Stored data
□ □ □ □ □

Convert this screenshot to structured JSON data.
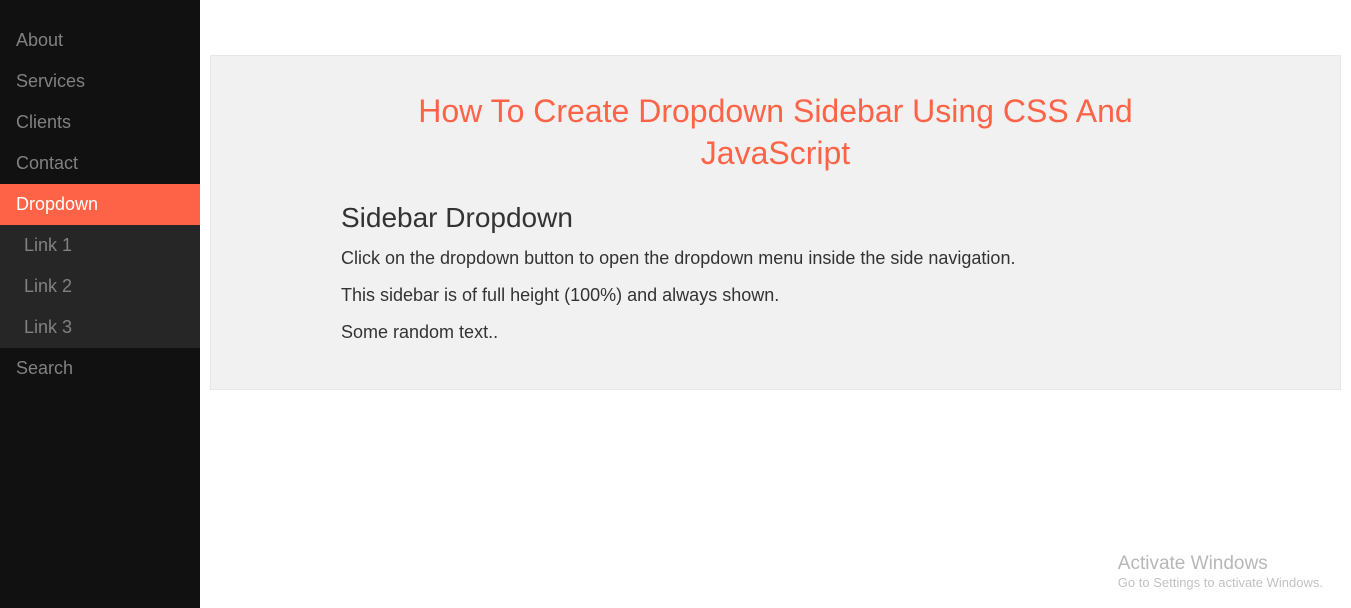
{
  "sidebar": {
    "items": [
      {
        "label": "About"
      },
      {
        "label": "Services"
      },
      {
        "label": "Clients"
      },
      {
        "label": "Contact"
      }
    ],
    "dropdown": {
      "label": "Dropdown",
      "links": [
        {
          "label": "Link 1"
        },
        {
          "label": "Link 2"
        },
        {
          "label": "Link 3"
        }
      ]
    },
    "search": {
      "label": "Search"
    }
  },
  "main": {
    "heading": "How To Create Dropdown Sidebar Using CSS And JavaScript",
    "subheading": "Sidebar Dropdown",
    "paragraphs": [
      "Click on the dropdown button to open the dropdown menu inside the side navigation.",
      "This sidebar is of full height (100%) and always shown.",
      "Some random text.."
    ]
  },
  "watermark": {
    "title": "Activate Windows",
    "subtitle": "Go to Settings to activate Windows."
  }
}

□ □ □ □ □

Prompt
Return each line of the data that contains the string "Windows".

Result for this exercise
    "title": "Activate Windows",
    "subtitle": "Go to Settings to activate Windows."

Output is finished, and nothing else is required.